[begin LISTED RECORDS]
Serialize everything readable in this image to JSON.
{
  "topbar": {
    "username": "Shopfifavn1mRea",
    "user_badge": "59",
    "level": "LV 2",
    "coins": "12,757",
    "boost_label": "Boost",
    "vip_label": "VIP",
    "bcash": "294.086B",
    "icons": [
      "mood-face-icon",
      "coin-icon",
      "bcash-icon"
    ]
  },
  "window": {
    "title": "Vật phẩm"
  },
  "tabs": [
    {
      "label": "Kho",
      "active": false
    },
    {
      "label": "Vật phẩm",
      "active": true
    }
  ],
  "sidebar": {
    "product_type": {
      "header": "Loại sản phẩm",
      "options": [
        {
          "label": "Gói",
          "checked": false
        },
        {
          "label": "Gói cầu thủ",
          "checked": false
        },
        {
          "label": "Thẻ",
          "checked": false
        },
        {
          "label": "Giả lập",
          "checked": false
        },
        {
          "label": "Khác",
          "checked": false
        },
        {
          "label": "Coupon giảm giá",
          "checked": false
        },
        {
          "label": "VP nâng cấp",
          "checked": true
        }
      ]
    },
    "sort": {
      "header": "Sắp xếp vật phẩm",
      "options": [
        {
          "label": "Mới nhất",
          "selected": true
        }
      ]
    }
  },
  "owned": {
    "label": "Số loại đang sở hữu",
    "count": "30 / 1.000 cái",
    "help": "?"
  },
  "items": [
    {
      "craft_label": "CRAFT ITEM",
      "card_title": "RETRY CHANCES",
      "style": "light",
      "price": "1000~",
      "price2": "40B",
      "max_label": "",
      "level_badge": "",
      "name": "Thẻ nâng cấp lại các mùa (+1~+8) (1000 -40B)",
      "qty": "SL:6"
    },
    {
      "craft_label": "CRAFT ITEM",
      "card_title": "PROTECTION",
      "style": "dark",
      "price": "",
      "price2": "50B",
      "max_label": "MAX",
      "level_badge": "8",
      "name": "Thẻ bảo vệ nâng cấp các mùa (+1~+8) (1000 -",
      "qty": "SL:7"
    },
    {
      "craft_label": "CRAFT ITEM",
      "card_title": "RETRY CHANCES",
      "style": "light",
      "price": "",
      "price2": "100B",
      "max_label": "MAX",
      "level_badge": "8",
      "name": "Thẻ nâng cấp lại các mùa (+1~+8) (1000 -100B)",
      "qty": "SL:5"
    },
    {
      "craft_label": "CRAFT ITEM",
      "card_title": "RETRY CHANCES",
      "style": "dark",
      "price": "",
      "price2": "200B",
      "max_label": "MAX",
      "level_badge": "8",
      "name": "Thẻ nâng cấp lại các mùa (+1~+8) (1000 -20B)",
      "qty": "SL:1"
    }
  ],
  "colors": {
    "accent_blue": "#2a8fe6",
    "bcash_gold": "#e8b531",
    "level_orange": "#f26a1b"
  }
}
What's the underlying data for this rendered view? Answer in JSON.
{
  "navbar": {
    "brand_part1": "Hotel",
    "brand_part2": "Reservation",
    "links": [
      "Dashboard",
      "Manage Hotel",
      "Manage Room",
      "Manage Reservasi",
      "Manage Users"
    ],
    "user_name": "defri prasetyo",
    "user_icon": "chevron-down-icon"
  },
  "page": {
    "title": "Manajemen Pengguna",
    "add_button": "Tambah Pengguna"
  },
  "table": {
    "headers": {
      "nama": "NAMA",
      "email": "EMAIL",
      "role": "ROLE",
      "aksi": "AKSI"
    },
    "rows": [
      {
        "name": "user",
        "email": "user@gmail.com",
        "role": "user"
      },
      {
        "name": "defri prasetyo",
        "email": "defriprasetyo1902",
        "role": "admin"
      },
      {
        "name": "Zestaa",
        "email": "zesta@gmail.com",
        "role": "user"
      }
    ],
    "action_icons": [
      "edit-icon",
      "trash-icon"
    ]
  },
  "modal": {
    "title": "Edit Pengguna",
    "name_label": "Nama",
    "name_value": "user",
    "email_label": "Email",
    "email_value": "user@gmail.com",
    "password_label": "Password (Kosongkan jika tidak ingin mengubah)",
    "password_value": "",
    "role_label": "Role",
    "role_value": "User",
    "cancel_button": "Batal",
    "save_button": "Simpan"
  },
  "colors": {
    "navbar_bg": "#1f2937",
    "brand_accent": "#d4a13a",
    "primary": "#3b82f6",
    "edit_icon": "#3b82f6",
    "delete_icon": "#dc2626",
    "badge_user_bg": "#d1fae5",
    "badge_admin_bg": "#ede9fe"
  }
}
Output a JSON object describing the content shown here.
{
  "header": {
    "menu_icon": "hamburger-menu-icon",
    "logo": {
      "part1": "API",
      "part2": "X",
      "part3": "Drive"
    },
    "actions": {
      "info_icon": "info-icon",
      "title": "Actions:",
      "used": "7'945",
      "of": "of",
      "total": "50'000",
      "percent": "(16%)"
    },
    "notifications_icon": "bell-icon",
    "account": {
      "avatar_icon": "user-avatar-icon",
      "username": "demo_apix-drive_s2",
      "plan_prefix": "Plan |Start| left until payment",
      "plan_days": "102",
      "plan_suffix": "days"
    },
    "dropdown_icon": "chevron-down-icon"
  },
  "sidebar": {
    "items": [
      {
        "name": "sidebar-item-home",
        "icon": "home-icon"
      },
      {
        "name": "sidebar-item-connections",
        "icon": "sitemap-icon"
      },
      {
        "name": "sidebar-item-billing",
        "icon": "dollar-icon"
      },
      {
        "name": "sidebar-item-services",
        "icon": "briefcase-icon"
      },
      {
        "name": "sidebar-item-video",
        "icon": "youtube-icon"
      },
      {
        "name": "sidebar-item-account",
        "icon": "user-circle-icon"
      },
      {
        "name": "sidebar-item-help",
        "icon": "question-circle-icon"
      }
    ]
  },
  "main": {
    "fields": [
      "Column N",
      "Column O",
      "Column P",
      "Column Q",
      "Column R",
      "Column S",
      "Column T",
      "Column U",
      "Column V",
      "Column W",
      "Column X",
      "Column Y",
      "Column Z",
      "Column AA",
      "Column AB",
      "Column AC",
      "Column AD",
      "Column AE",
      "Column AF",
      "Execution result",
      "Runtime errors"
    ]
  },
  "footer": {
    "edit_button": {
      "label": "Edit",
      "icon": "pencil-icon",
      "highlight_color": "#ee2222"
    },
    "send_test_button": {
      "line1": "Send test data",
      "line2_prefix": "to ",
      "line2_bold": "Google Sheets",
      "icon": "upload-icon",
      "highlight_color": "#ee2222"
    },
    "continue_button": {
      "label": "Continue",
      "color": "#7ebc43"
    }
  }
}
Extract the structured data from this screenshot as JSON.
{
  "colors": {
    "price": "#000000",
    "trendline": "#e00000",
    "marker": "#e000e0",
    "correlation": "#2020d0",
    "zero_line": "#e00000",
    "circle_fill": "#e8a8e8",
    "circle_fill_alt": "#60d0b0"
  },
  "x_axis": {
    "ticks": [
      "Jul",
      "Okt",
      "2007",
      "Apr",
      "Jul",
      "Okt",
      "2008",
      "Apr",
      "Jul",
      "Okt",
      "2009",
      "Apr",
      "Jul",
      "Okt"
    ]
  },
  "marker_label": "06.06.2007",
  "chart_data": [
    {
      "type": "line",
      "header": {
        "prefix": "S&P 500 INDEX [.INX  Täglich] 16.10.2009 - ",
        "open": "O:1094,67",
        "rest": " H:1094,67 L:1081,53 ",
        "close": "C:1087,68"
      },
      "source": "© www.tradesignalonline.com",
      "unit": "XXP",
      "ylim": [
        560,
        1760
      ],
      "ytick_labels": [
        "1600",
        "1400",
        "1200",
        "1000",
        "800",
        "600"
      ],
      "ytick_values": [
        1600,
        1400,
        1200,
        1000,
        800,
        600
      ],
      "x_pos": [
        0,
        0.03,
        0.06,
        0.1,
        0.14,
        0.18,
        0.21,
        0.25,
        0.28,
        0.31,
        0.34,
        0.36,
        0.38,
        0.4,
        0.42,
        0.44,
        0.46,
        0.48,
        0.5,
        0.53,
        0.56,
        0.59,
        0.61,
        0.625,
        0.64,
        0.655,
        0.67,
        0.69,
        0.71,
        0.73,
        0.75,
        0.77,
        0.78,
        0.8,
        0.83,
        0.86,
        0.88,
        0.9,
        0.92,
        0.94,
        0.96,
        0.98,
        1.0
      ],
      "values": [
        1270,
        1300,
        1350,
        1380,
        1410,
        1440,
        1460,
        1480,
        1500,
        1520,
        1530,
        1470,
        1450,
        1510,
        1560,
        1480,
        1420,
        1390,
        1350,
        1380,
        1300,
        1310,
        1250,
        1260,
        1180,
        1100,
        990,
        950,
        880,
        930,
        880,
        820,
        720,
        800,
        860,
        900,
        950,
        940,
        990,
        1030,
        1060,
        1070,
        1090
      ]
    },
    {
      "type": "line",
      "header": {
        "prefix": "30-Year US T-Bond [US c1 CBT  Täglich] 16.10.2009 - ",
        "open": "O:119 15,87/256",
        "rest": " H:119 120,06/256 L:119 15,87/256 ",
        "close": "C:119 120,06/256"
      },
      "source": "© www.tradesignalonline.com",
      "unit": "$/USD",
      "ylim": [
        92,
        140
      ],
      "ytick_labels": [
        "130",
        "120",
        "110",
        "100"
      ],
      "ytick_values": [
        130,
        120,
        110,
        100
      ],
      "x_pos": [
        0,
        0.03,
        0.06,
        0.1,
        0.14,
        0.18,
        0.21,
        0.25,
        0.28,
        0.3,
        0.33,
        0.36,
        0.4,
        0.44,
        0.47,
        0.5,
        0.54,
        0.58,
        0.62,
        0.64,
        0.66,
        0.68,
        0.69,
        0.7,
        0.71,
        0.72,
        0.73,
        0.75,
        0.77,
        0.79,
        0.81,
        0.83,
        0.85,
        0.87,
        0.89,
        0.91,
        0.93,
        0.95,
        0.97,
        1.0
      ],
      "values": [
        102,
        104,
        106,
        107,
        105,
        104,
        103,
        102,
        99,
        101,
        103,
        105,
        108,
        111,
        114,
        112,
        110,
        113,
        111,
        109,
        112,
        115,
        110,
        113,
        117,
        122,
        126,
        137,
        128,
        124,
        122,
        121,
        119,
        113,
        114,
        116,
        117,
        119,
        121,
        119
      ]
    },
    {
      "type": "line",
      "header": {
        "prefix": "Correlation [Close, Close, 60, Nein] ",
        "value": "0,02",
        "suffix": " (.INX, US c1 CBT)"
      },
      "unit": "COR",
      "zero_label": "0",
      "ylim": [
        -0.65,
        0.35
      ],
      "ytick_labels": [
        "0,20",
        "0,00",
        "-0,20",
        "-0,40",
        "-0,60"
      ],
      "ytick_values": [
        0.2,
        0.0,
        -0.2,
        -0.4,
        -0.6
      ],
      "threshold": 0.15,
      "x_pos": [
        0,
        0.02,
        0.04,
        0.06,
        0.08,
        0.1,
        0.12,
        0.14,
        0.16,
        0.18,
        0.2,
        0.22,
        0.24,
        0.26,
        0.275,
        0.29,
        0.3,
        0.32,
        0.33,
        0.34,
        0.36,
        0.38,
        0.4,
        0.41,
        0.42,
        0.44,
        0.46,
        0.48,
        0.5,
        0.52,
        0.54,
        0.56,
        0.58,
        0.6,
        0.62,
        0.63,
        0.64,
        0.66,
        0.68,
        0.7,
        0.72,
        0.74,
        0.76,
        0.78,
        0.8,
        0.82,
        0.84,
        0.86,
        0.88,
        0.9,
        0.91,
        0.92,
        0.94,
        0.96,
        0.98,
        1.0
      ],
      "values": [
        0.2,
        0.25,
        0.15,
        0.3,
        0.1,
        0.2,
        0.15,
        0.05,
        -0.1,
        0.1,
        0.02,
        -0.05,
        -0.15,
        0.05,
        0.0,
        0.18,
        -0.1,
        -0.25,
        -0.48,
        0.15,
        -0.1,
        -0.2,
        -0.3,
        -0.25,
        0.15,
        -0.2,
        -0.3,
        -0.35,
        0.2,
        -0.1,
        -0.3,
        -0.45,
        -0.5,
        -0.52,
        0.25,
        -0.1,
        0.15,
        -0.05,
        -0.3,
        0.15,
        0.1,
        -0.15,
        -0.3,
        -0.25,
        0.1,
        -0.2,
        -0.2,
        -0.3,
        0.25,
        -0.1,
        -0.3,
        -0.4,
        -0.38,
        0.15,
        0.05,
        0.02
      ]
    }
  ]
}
[end LISTED RECORDS]
Where a line above contains the string "Pengguna", copy that line.

    "title": "Manajemen Pengguna",
    "add_button": "Tambah Pengguna"
    "title": "Edit Pengguna",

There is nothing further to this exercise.